Das beste Beispiel, warum aktuell die KV-Verhandlungen so wichtig sind, sind die mobilen Pflegedienste. Menschen, die hier arbeiten, fahren zu den Personen, die sie betreuen. Mit ihrem eigenen Auto. Dafür erhalten sie ein Kilometergeld über 42 Cent. Das Problem ist nur, dass dieser Betrag im Jahr 2008 festgelegt und mit den damaligen Energiekosten kalkuliert wurde. Jetzt Die können es sich die Beschäftigten kaum noch leisten, arbeiten zu gehen. Dazu kommt der enorme Stress durch den Personalmangel. Beatrix Eiletz ist Betriebsratsvorsitzende der Volkshilfe Steiermark und für die Gewerkschaft GPA im SWÖ Teil des Verhandlungsteams. Sie erklärt im Interview, wie dramatisch die Situation im Gesundheitswesen tatsächlich ist. Und wie elementar erfolgreiche KV-Verhandlungen für die Pflege wären. Die KV-Verhandlungen der Metaller waren 2022 jedoch zäh. Ein Ergebnis kam erst nach einer Streikandrohung zustande.

KV-Verhandlungen in der Pflege: Interview mit Beatrix Eiletz

Arbeit&Wirtschaft: Ihr habt die Forderungen übergeben, wie geht es jetzt weiter, wie sieht es bei euch aus, wie geht es den Leuten, was brennt den Beschäftigten unter den Fingernägeln?

> AUFGABE A
Kopiere aus dem Text über die KV-Verhandlungen in der Pflege die Passage von „Arbeit&Wirtschaft: Ihr habt“ bis „unter den Fingernägeln?“ wortgetreu.

> DATENAUSZUG

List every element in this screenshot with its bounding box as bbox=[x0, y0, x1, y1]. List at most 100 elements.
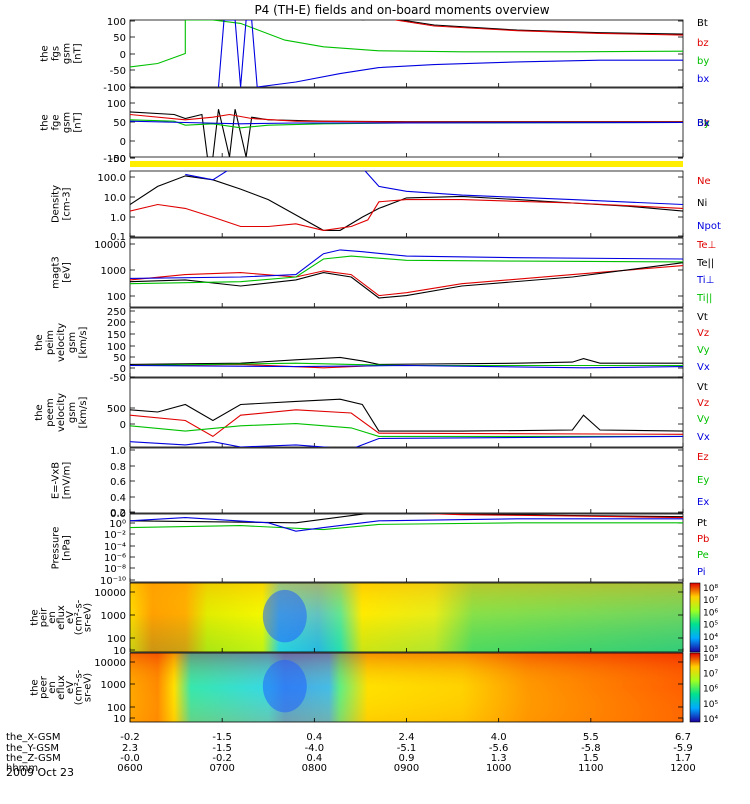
legend-entry: Ez bbox=[697, 452, 709, 463]
y-tick-label: 0.1 bbox=[110, 232, 126, 243]
series-line-peem-1 bbox=[130, 409, 683, 438]
y-tick-label: 250 bbox=[107, 307, 126, 318]
legend-entry: Vt bbox=[697, 382, 708, 393]
footer-value: -5.6 bbox=[489, 743, 509, 754]
series-line-pressure-3 bbox=[130, 517, 683, 532]
y-tick-label: 100 bbox=[107, 634, 126, 645]
y-tick-label: 100 bbox=[107, 292, 126, 303]
footer-value: -5.9 bbox=[673, 743, 693, 754]
footer-value: -1.5 bbox=[212, 732, 232, 743]
y-tick-label: 1000 bbox=[101, 680, 126, 691]
legend-entry: bx bbox=[697, 74, 709, 85]
series-line-fgs-3 bbox=[217, 20, 683, 87]
spectrogram-core-peir bbox=[262, 589, 307, 643]
legend-entry: Te⊥ bbox=[696, 240, 716, 251]
legend-entry: Vx bbox=[697, 432, 710, 443]
y-tick-label: 10000 bbox=[94, 240, 126, 251]
quality-flag-bar bbox=[130, 161, 683, 167]
panel-frame-fgs bbox=[129, 19, 684, 88]
y-axis-label-density: Density[cm-3] bbox=[51, 185, 73, 223]
legend-entry: Bz bbox=[697, 118, 709, 129]
series-line-temperature-1 bbox=[130, 262, 683, 299]
footer-value: 1.7 bbox=[675, 753, 691, 764]
colorbar-label: 10⁷ bbox=[703, 596, 718, 606]
legend-entry: Vy bbox=[697, 345, 710, 356]
colorbar-label: 10³ bbox=[703, 645, 718, 655]
orbit-footer: the_X-GSM -0.2 -1.5 0.4 2.4 4.0 5.5 6.7the_Y-GS… bbox=[6, 732, 696, 774]
y-tick-label: 100 bbox=[107, 99, 126, 110]
colorbar-label: 10⁴ bbox=[703, 633, 718, 643]
series-line-temperature-3 bbox=[130, 255, 683, 285]
legend-entry: Bt bbox=[697, 18, 708, 29]
series-line-fgs-0 bbox=[362, 20, 683, 35]
footer-value: 0600 bbox=[117, 763, 142, 774]
y-tick-label: -100 bbox=[103, 154, 126, 165]
legend-entry: by bbox=[697, 56, 709, 67]
series-line-fge-2 bbox=[130, 119, 683, 129]
y-tick-label: 0 bbox=[120, 50, 126, 61]
footer-value: 1.5 bbox=[583, 753, 599, 764]
legend-entry: Te|| bbox=[696, 258, 714, 269]
y-axis-label-fge: thefgegsm[nT] bbox=[40, 112, 84, 133]
series-line-fge-3 bbox=[130, 120, 683, 125]
colorbar-label: 10⁵ bbox=[703, 700, 718, 710]
legend-entry: Vz bbox=[697, 398, 709, 409]
footer-value: 6.7 bbox=[675, 732, 691, 743]
legend-entry: Bt bbox=[697, 118, 708, 129]
y-tick-label: 10⁰ bbox=[109, 519, 126, 530]
series-line-fgs-2 bbox=[130, 20, 683, 68]
y-tick-label: 10⁻⁶ bbox=[104, 553, 126, 564]
series-line-density-0 bbox=[130, 175, 683, 231]
y-tick-label: 10.0 bbox=[104, 193, 126, 204]
footer-row-label: the_Y-GSM bbox=[6, 743, 59, 754]
y-tick-label: 100 bbox=[107, 342, 126, 353]
legend-entry: Ne bbox=[697, 176, 711, 187]
spectrogram-core-peer bbox=[262, 659, 307, 713]
y-tick-label: 10000 bbox=[94, 588, 126, 599]
colorbar-peer bbox=[689, 652, 701, 723]
panel-fgs: 100 50 0 -50 -100 thefgsgsm[nT] Bt bz by bx bbox=[40, 17, 710, 94]
footer-value: 4.0 bbox=[491, 732, 507, 743]
footer-value: -0.2 bbox=[120, 732, 140, 743]
y-tick-label: -100 bbox=[103, 83, 126, 94]
legend-entry: Bx bbox=[697, 118, 710, 129]
legend-entry: Vx bbox=[697, 362, 710, 373]
y-tick-label: 0.4 bbox=[110, 493, 126, 504]
footer-value: -4.0 bbox=[305, 743, 325, 754]
y-tick-label: 10⁻⁸ bbox=[104, 564, 126, 575]
series-line-peim-2 bbox=[130, 362, 683, 367]
panel-frame-peim bbox=[129, 307, 684, 378]
legend-entry: Ni bbox=[697, 198, 707, 209]
legend-entry: bz bbox=[697, 38, 709, 49]
y-tick-label: 500 bbox=[107, 404, 126, 415]
footer-value: -5.1 bbox=[397, 743, 417, 754]
legend-entry: Vy bbox=[697, 414, 710, 425]
plot-date: 2009 Oct 23 bbox=[6, 766, 74, 779]
footer-row-label: the_Z-GSM bbox=[6, 753, 61, 764]
y-axis-label-peem: thepeemvelocitygsm[km/s] bbox=[34, 393, 89, 432]
colorbar-label: 10⁵ bbox=[703, 621, 718, 631]
y-tick-label: 10⁻² bbox=[104, 530, 126, 541]
legend-entry: Pb bbox=[697, 534, 709, 545]
y-tick-label: 10000 bbox=[94, 658, 126, 669]
y-tick-label: 100 bbox=[107, 17, 126, 28]
y-tick-label: 50 bbox=[113, 353, 126, 364]
y-axis-label-peim: thepeimvelocitygsm[km/s] bbox=[34, 323, 89, 362]
legend-entry: Ti⊥ bbox=[696, 275, 714, 286]
series-line-fge-0 bbox=[130, 109, 683, 157]
footer-row-label: hhmm bbox=[6, 763, 38, 774]
legend-entry: Vt bbox=[697, 312, 708, 323]
series-line-peim-3 bbox=[130, 364, 683, 369]
y-tick-label: 100 bbox=[107, 703, 126, 714]
series-line-peim-0 bbox=[130, 356, 683, 365]
legend-entry: Vz bbox=[697, 328, 709, 339]
footer-value: 0.9 bbox=[399, 753, 415, 764]
footer-value: 1200 bbox=[670, 763, 695, 774]
y-tick-label: -50 bbox=[110, 154, 126, 165]
y-tick-label: 0.6 bbox=[110, 477, 126, 488]
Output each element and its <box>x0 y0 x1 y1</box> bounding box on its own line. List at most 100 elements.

> AUFGABE B
Gib aus den Datensätzen nur die Zeilen von der Zeile mit „legend-entry: Ez bbox=[697, 452, 709, 463]“ bis zur Zeile mit „legend-entry: Bz bbox=[697, 118, 709, 129]“, beide eingeschlossen, als JSON-Liste von Zeichenketten aus. Jede Zeile wird eine Zeichenkette, und Leerzeilen entfallen.

> SCHRIFTLICHE LÖSUNG A
Arbeit&Wirtschaft: Ihr habt die Forderungen übergeben, wie geht es jetzt weiter, wie sieht es bei euch aus, wie geht es den Leuten, was brennt den Beschäftigten unter den Fingernägeln?

> SCHRIFTLICHE LÖSUNG B
[
  "legend-entry: Ez bbox=[697, 452, 709, 463]",
  "y-tick-label: 0.1 bbox=[110, 232, 126, 243]",
  "series-line-peem-1 bbox=[130, 409, 683, 438]",
  "y-tick-label: 250 bbox=[107, 307, 126, 318]",
  "legend-entry: Vt bbox=[697, 382, 708, 393]",
  "footer-value: -5.6 bbox=[489, 743, 509, 754]",
  "series-line-pressure-3 bbox=[130, 517, 683, 532]",
  "y-tick-label: 100 bbox=[107, 634, 126, 645]",
  "y-tick-label: 100 bbox=[107, 292, 126, 303]",
  "footer-value: -5.9 bbox=[673, 743, 693, 754]",
  "footer-value: -1.5 bbox=[212, 732, 232, 743]",
  "y-tick-label: 1000 bbox=[101, 680, 126, 691]",
  "legend-entry: bx bbox=[697, 74, 709, 85]",
  "series-line-fgs-3 bbox=[217, 20, 683, 87]",
  "spectrogram-core-peir bbox=[262, 589, 307, 643]",
  "legend-entry: Te⊥ bbox=[696, 240, 716, 251]",
  "legend-entry: Vx bbox=[697, 432, 710, 443]",
  "y-tick-label: 10000 bbox=[94, 240, 126, 251]",
  "quality-flag-bar bbox=[130, 161, 683, 167]",
  "panel-frame-fgs bbox=[129, 19, 684, 88]",
  "y-axis-label-density: Density[cm-3] bbox=[51, 185, 73, 223]",
  "legend-entry: Bz bbox=[697, 118, 709, 129]"
]